Transcribe all the entries word for word, but omit the images.

Items from a dataset
§ §
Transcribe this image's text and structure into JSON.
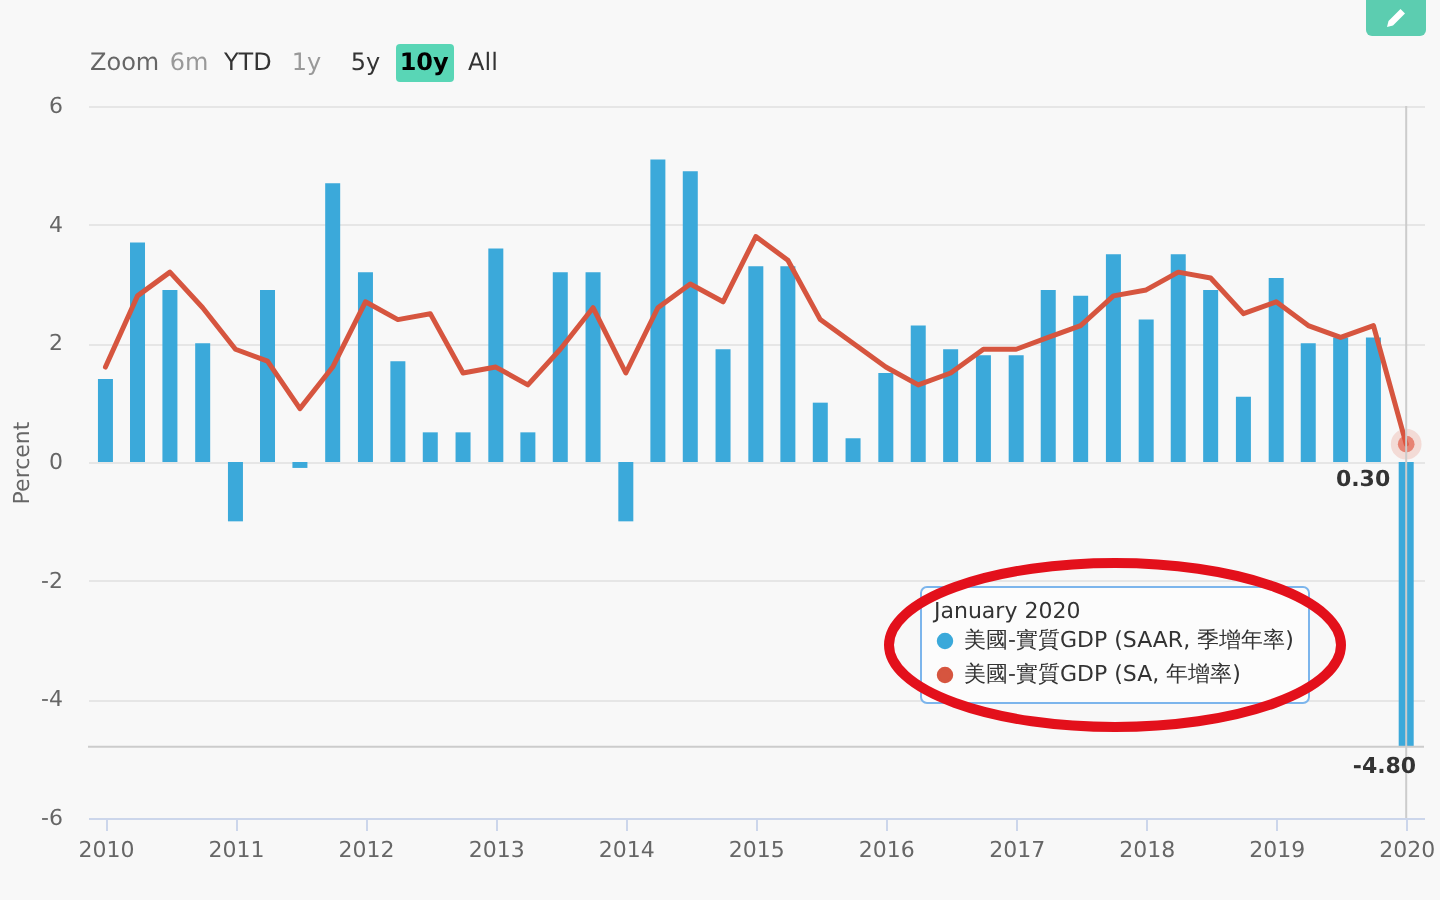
{
  "chart_data": {
    "type": "bar",
    "ylabel": "Percent",
    "x": [
      "2010-01",
      "2010-04",
      "2010-07",
      "2010-10",
      "2011-01",
      "2011-04",
      "2011-07",
      "2011-10",
      "2012-01",
      "2012-04",
      "2012-07",
      "2012-10",
      "2013-01",
      "2013-04",
      "2013-07",
      "2013-10",
      "2014-01",
      "2014-04",
      "2014-07",
      "2014-10",
      "2015-01",
      "2015-04",
      "2015-07",
      "2015-10",
      "2016-01",
      "2016-04",
      "2016-07",
      "2016-10",
      "2017-01",
      "2017-04",
      "2017-07",
      "2017-10",
      "2018-01",
      "2018-04",
      "2018-07",
      "2018-10",
      "2019-01",
      "2019-04",
      "2019-07",
      "2019-10",
      "2020-01"
    ],
    "series": [
      {
        "name": "美國-實質GDP (SAAR, 季增年率)",
        "color": "#3ba9da",
        "values": [
          1.4,
          3.7,
          2.9,
          2.0,
          -1.0,
          2.9,
          -0.1,
          4.7,
          3.2,
          1.7,
          0.5,
          0.5,
          3.6,
          0.5,
          3.2,
          3.2,
          -1.0,
          5.1,
          4.9,
          1.9,
          3.3,
          3.3,
          1.0,
          0.4,
          1.5,
          2.3,
          1.9,
          1.8,
          1.8,
          2.9,
          2.8,
          3.5,
          2.4,
          3.5,
          2.9,
          1.1,
          3.1,
          2.0,
          2.1,
          2.1,
          -4.8
        ],
        "value_labels": [
          null,
          null,
          null,
          null,
          null,
          null,
          null,
          null,
          null,
          null,
          null,
          null,
          null,
          null,
          null,
          null,
          null,
          null,
          null,
          null,
          null,
          null,
          null,
          null,
          null,
          null,
          null,
          null,
          null,
          null,
          null,
          null,
          null,
          null,
          null,
          null,
          null,
          null,
          null,
          null,
          "-4.80"
        ]
      },
      {
        "name": "美國-實質GDP (SA, 年增率)",
        "type": "line",
        "color": "#d6553f",
        "values": [
          1.6,
          2.8,
          3.2,
          2.6,
          1.9,
          1.7,
          0.9,
          1.6,
          2.7,
          2.4,
          2.5,
          1.5,
          1.6,
          1.3,
          1.9,
          2.6,
          1.5,
          2.6,
          3.0,
          2.7,
          3.8,
          3.4,
          2.4,
          2.0,
          1.6,
          1.3,
          1.5,
          1.9,
          1.9,
          2.1,
          2.3,
          2.8,
          2.9,
          3.2,
          3.1,
          2.5,
          2.7,
          2.3,
          2.1,
          2.3,
          0.3
        ],
        "value_labels": [
          null,
          null,
          null,
          null,
          null,
          null,
          null,
          null,
          null,
          null,
          null,
          null,
          null,
          null,
          null,
          null,
          null,
          null,
          null,
          null,
          null,
          null,
          null,
          null,
          null,
          null,
          null,
          null,
          null,
          null,
          null,
          null,
          null,
          null,
          null,
          null,
          null,
          null,
          null,
          null,
          "0.30"
        ]
      },
      {
        "type": "scatter",
        "color": "#e0533c",
        "x": [
          "2020-01"
        ],
        "values": [
          0.3
        ]
      }
    ],
    "xlim": [
      "2009-11-13",
      "2020-02-20"
    ],
    "xticks": [
      "2010",
      "2011",
      "2012",
      "2013",
      "2014",
      "2015",
      "2016",
      "2017",
      "2018",
      "2019",
      "2020"
    ],
    "ylim": [
      -6,
      6
    ],
    "yticks": [
      -6,
      -4,
      -2,
      0,
      2,
      4,
      6
    ],
    "grid": "y",
    "legend": "bottom right",
    "legend_title": "January 2020",
    "ref_lines": [
      {
        "axis": "x",
        "value": "2020-01",
        "color": "#cccccc"
      },
      {
        "axis": "y",
        "value": -4.8,
        "color": "#cccccc"
      }
    ],
    "annotations": [
      "Zoom",
      "6m",
      "YTD",
      "1y",
      "5y",
      "10y",
      "All"
    ]
  }
}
§ §
Solution to the exercise
Transcribe this image's text and structure into JSON.
{
  "chart_data": {
    "type": "bar",
    "ylabel": "Percent",
    "x": [
      "2010-01",
      "2010-04",
      "2010-07",
      "2010-10",
      "2011-01",
      "2011-04",
      "2011-07",
      "2011-10",
      "2012-01",
      "2012-04",
      "2012-07",
      "2012-10",
      "2013-01",
      "2013-04",
      "2013-07",
      "2013-10",
      "2014-01",
      "2014-04",
      "2014-07",
      "2014-10",
      "2015-01",
      "2015-04",
      "2015-07",
      "2015-10",
      "2016-01",
      "2016-04",
      "2016-07",
      "2016-10",
      "2017-01",
      "2017-04",
      "2017-07",
      "2017-10",
      "2018-01",
      "2018-04",
      "2018-07",
      "2018-10",
      "2019-01",
      "2019-04",
      "2019-07",
      "2019-10",
      "2020-01"
    ],
    "series": [
      {
        "name": "美國-實質GDP (SAAR, 季增年率)",
        "color": "#3ba9da",
        "values": [
          1.4,
          3.7,
          2.9,
          2.0,
          -1.0,
          2.9,
          -0.1,
          4.7,
          3.2,
          1.7,
          0.5,
          0.5,
          3.6,
          0.5,
          3.2,
          3.2,
          -1.0,
          5.1,
          4.9,
          1.9,
          3.3,
          3.3,
          1.0,
          0.4,
          1.5,
          2.3,
          1.9,
          1.8,
          1.8,
          2.9,
          2.8,
          3.5,
          2.4,
          3.5,
          2.9,
          1.1,
          3.1,
          2.0,
          2.1,
          2.1,
          -4.8
        ],
        "value_labels": [
          null,
          null,
          null,
          null,
          null,
          null,
          null,
          null,
          null,
          null,
          null,
          null,
          null,
          null,
          null,
          null,
          null,
          null,
          null,
          null,
          null,
          null,
          null,
          null,
          null,
          null,
          null,
          null,
          null,
          null,
          null,
          null,
          null,
          null,
          null,
          null,
          null,
          null,
          null,
          null,
          "-4.80"
        ]
      },
      {
        "name": "美國-實質GDP (SA, 年增率)",
        "type": "line",
        "color": "#d6553f",
        "values": [
          1.6,
          2.8,
          3.2,
          2.6,
          1.9,
          1.7,
          0.9,
          1.6,
          2.7,
          2.4,
          2.5,
          1.5,
          1.6,
          1.3,
          1.9,
          2.6,
          1.5,
          2.6,
          3.0,
          2.7,
          3.8,
          3.4,
          2.4,
          2.0,
          1.6,
          1.3,
          1.5,
          1.9,
          1.9,
          2.1,
          2.3,
          2.8,
          2.9,
          3.2,
          3.1,
          2.5,
          2.7,
          2.3,
          2.1,
          2.3,
          0.3
        ],
        "value_labels": [
          null,
          null,
          null,
          null,
          null,
          null,
          null,
          null,
          null,
          null,
          null,
          null,
          null,
          null,
          null,
          null,
          null,
          null,
          null,
          null,
          null,
          null,
          null,
          null,
          null,
          null,
          null,
          null,
          null,
          null,
          null,
          null,
          null,
          null,
          null,
          null,
          null,
          null,
          null,
          null,
          "0.30"
        ]
      },
      {
        "type": "scatter",
        "color": "#e0533c",
        "x": [
          "2020-01"
        ],
        "values": [
          0.3
        ]
      }
    ],
    "xlim": [
      "2009-11-13",
      "2020-02-20"
    ],
    "xticks": [
      "2010",
      "2011",
      "2012",
      "2013",
      "2014",
      "2015",
      "2016",
      "2017",
      "2018",
      "2019",
      "2020"
    ],
    "ylim": [
      -6,
      6
    ],
    "yticks": [
      -6,
      -4,
      -2,
      0,
      2,
      4,
      6
    ],
    "grid": "y",
    "legend": "bottom right",
    "legend_title": "January 2020",
    "ref_lines": [
      {
        "axis": "x",
        "value": "2020-01",
        "color": "#cccccc"
      },
      {
        "axis": "y",
        "value": -4.8,
        "color": "#cccccc"
      }
    ],
    "annotations": [
      "Zoom",
      "6m",
      "YTD",
      "1y",
      "5y",
      "10y",
      "All"
    ]
  }
}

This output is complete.